■ MATERIAL SUPPLIED
== == ==

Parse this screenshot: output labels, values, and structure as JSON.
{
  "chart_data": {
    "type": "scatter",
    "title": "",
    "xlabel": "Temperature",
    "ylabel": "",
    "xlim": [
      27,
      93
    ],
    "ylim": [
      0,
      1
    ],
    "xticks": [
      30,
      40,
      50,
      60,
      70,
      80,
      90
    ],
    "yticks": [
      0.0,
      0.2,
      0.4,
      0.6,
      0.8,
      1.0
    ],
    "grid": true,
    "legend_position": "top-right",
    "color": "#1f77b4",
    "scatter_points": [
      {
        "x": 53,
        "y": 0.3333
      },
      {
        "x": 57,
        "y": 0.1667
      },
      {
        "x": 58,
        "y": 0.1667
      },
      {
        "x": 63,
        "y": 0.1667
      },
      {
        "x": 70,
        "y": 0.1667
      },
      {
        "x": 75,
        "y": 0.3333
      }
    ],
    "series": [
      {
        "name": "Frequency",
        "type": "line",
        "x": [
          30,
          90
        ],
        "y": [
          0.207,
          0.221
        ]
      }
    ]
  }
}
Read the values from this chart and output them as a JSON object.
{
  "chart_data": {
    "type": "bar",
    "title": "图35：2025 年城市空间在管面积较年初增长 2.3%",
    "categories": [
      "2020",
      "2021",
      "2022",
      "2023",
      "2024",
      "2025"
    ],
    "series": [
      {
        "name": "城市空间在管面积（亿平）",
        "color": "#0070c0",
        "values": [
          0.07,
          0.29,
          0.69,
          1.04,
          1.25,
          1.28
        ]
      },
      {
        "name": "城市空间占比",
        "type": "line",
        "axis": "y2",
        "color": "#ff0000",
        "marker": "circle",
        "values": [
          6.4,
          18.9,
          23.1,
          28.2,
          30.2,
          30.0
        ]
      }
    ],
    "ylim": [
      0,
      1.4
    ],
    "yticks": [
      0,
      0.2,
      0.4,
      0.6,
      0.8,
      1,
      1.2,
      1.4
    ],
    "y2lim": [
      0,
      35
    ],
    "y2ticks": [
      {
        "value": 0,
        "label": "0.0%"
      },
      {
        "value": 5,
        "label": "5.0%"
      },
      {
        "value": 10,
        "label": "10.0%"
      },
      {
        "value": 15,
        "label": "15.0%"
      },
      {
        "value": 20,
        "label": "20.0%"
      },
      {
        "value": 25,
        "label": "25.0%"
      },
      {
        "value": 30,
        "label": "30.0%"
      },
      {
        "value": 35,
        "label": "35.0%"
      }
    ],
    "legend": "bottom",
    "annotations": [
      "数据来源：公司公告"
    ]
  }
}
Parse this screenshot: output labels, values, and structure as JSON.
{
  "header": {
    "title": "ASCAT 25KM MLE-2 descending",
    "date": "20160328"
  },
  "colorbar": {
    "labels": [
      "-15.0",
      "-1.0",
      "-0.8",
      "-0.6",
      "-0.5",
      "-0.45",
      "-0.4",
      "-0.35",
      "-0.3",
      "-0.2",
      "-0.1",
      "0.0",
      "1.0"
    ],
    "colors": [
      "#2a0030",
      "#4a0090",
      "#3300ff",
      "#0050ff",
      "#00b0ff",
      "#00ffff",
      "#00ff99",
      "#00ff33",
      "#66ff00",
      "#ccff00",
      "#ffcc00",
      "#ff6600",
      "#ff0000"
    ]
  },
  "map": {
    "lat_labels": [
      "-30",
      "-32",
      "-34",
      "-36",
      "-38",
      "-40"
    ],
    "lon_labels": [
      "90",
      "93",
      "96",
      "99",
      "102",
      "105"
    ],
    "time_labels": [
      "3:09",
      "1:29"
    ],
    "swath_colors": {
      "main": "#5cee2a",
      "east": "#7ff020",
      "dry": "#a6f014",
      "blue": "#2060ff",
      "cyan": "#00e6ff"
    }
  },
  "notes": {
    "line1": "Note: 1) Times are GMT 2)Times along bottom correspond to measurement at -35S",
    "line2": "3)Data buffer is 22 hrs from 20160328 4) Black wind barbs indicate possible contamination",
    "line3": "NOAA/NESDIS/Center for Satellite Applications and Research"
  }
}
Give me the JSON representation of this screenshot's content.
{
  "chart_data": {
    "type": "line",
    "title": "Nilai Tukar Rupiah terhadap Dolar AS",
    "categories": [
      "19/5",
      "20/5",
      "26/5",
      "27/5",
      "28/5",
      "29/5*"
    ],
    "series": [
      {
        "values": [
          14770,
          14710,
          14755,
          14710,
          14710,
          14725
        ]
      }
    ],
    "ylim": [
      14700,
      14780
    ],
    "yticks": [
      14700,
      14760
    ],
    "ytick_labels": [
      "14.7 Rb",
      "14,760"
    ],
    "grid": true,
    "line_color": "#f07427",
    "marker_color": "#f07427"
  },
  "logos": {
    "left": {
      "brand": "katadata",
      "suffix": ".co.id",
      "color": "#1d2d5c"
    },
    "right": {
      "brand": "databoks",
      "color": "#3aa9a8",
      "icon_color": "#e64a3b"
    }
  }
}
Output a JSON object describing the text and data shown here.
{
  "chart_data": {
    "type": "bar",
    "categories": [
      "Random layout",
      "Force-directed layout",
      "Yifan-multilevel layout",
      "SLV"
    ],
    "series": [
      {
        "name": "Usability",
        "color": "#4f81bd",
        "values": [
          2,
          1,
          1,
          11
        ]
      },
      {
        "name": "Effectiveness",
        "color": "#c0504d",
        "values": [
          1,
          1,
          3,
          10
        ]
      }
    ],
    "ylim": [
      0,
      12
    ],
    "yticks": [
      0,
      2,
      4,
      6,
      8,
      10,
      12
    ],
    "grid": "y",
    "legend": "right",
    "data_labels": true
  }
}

== == ==

Using the listing above, reproduce each line without omission.

Parse this screenshot: output labels, values, and structure as JSON.
{
  "chart_data": {
    "type": "scatter",
    "title": "",
    "xlabel": "Temperature",
    "ylabel": "",
    "xlim": [
      27,
      93
    ],
    "ylim": [
      0,
      1
    ],
    "xticks": [
      30,
      40,
      50,
      60,
      70,
      80,
      90
    ],
    "yticks": [
      0.0,
      0.2,
      0.4,
      0.6,
      0.8,
      1.0
    ],
    "grid": true,
    "legend_position": "top-right",
    "color": "#1f77b4",
    "scatter_points": [
      {
        "x": 53,
        "y": 0.3333
      },
      {
        "x": 57,
        "y": 0.1667
      },
      {
        "x": 58,
        "y": 0.1667
      },
      {
        "x": 63,
        "y": 0.1667
      },
      {
        "x": 70,
        "y": 0.1667
      },
      {
        "x": 75,
        "y": 0.3333
      }
    ],
    "series": [
      {
        "name": "Frequency",
        "type": "line",
        "x": [
          30,
          90
        ],
        "y": [
          0.207,
          0.221
        ]
      }
    ]
  }
}
Read the values from this chart and output them as a JSON object.
{
  "chart_data": {
    "type": "bar",
    "title": "图35：2025 年城市空间在管面积较年初增长 2.3%",
    "categories": [
      "2020",
      "2021",
      "2022",
      "2023",
      "2024",
      "2025"
    ],
    "series": [
      {
        "name": "城市空间在管面积（亿平）",
        "color": "#0070c0",
        "values": [
          0.07,
          0.29,
          0.69,
          1.04,
          1.25,
          1.28
        ]
      },
      {
        "name": "城市空间占比",
        "type": "line",
        "axis": "y2",
        "color": "#ff0000",
        "marker": "circle",
        "values": [
          6.4,
          18.9,
          23.1,
          28.2,
          30.2,
          30.0
        ]
      }
    ],
    "ylim": [
      0,
      1.4
    ],
    "yticks": [
      0,
      0.2,
      0.4,
      0.6,
      0.8,
      1,
      1.2,
      1.4
    ],
    "y2lim": [
      0,
      35
    ],
    "y2ticks": [
      {
        "value": 0,
        "label": "0.0%"
      },
      {
        "value": 5,
        "label": "5.0%"
      },
      {
        "value": 10,
        "label": "10.0%"
      },
      {
        "value": 15,
        "label": "15.0%"
      },
      {
        "value": 20,
        "label": "20.0%"
      },
      {
        "value": 25,
        "label": "25.0%"
      },
      {
        "value": 30,
        "label": "30.0%"
      },
      {
        "value": 35,
        "label": "35.0%"
      }
    ],
    "legend": "bottom",
    "annotations": [
      "数据来源：公司公告"
    ]
  }
}
Parse this screenshot: output labels, values, and structure as JSON.
{
  "header": {
    "title": "ASCAT 25KM MLE-2 descending",
    "date": "20160328"
  },
  "colorbar": {
    "labels": [
      "-15.0",
      "-1.0",
      "-0.8",
      "-0.6",
      "-0.5",
      "-0.45",
      "-0.4",
      "-0.35",
      "-0.3",
      "-0.2",
      "-0.1",
      "0.0",
      "1.0"
    ],
    "colors": [
      "#2a0030",
      "#4a0090",
      "#3300ff",
      "#0050ff",
      "#00b0ff",
      "#00ffff",
      "#00ff99",
      "#00ff33",
      "#66ff00",
      "#ccff00",
      "#ffcc00",
      "#ff6600",
      "#ff0000"
    ]
  },
  "map": {
    "lat_labels": [
      "-30",
      "-32",
      "-34",
      "-36",
      "-38",
      "-40"
    ],
    "lon_labels": [
      "90",
      "93",
      "96",
      "99",
      "102",
      "105"
    ],
    "time_labels": [
      "3:09",
      "1:29"
    ],
    "swath_colors": {
      "main": "#5cee2a",
      "east": "#7ff020",
      "dry": "#a6f014",
      "blue": "#2060ff",
      "cyan": "#00e6ff"
    }
  },
  "notes": {
    "line1": "Note: 1) Times are GMT 2)Times along bottom correspond to measurement at -35S",
    "line2": "3)Data buffer is 22 hrs from 20160328 4) Black wind barbs indicate possible contamination",
    "line3": "NOAA/NESDIS/Center for Satellite Applications and Research"
  }
}
Give me the JSON representation of this screenshot's content.
{
  "chart_data": {
    "type": "line",
    "title": "Nilai Tukar Rupiah terhadap Dolar AS",
    "categories": [
      "19/5",
      "20/5",
      "26/5",
      "27/5",
      "28/5",
      "29/5*"
    ],
    "series": [
      {
        "values": [
          14770,
          14710,
          14755,
          14710,
          14710,
          14725
        ]
      }
    ],
    "ylim": [
      14700,
      14780
    ],
    "yticks": [
      14700,
      14760
    ],
    "ytick_labels": [
      "14.7 Rb",
      "14,760"
    ],
    "grid": true,
    "line_color": "#f07427",
    "marker_color": "#f07427"
  },
  "logos": {
    "left": {
      "brand": "katadata",
      "suffix": ".co.id",
      "color": "#1d2d5c"
    },
    "right": {
      "brand": "databoks",
      "color": "#3aa9a8",
      "icon_color": "#e64a3b"
    }
  }
}
Output a JSON object describing the text and data shown here.
{
  "chart_data": {
    "type": "bar",
    "categories": [
      "Random layout",
      "Force-directed layout",
      "Yifan-multilevel layout",
      "SLV"
    ],
    "series": [
      {
        "name": "Usability",
        "color": "#4f81bd",
        "values": [
          2,
          1,
          1,
          11
        ]
      },
      {
        "name": "Effectiveness",
        "color": "#c0504d",
        "values": [
          1,
          1,
          3,
          10
        ]
      }
    ],
    "ylim": [
      0,
      12
    ],
    "yticks": [
      0,
      2,
      4,
      6,
      8,
      10,
      12
    ],
    "grid": "y",
    "legend": "right",
    "data_labels": true
  }
}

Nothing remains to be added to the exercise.